• [WORK REQUIRED]
Below are the records; copy each line in them that holds the word "procent".

[Records excerpted from a collection]
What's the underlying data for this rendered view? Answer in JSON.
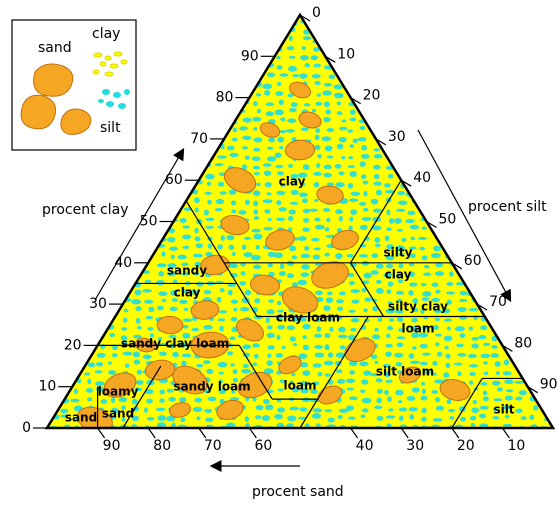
{
  "legend": {
    "items": [
      "sand",
      "clay",
      "silt"
    ]
  },
  "axes": {
    "clay": {
      "title": "procent clay",
      "ticks": [
        "0",
        "10",
        "20",
        "30",
        "40",
        "50",
        "60",
        "70",
        "80",
        "90"
      ]
    },
    "silt": {
      "title": "procent silt",
      "ticks": [
        "0",
        "10",
        "20",
        "30",
        "40",
        "50",
        "60",
        "70",
        "80",
        "90"
      ]
    },
    "sand": {
      "title": "procent sand",
      "ticks": [
        "90",
        "80",
        "70",
        "60",
        "40",
        "30",
        "20",
        "10"
      ]
    }
  },
  "regions": [
    {
      "lines": [
        "clay"
      ]
    },
    {
      "lines": [
        "silty",
        "clay"
      ]
    },
    {
      "lines": [
        "sandy",
        "clay"
      ]
    },
    {
      "lines": [
        "clay loam"
      ]
    },
    {
      "lines": [
        "silty clay",
        "loam"
      ]
    },
    {
      "lines": [
        "sandy clay loam"
      ]
    },
    {
      "lines": [
        "loam"
      ]
    },
    {
      "lines": [
        "silt loam"
      ]
    },
    {
      "lines": [
        "silt"
      ]
    },
    {
      "lines": [
        "sandy loam"
      ]
    },
    {
      "lines": [
        "loamy",
        "sand"
      ]
    },
    {
      "lines": [
        "sand"
      ]
    }
  ]
}
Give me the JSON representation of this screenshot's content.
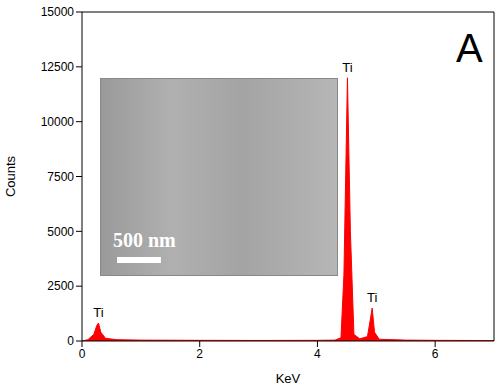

• [RESPONSE TO THIS TASK]
      "title": "procent clay",
      "title": "procent silt",
      "title": "procent sand",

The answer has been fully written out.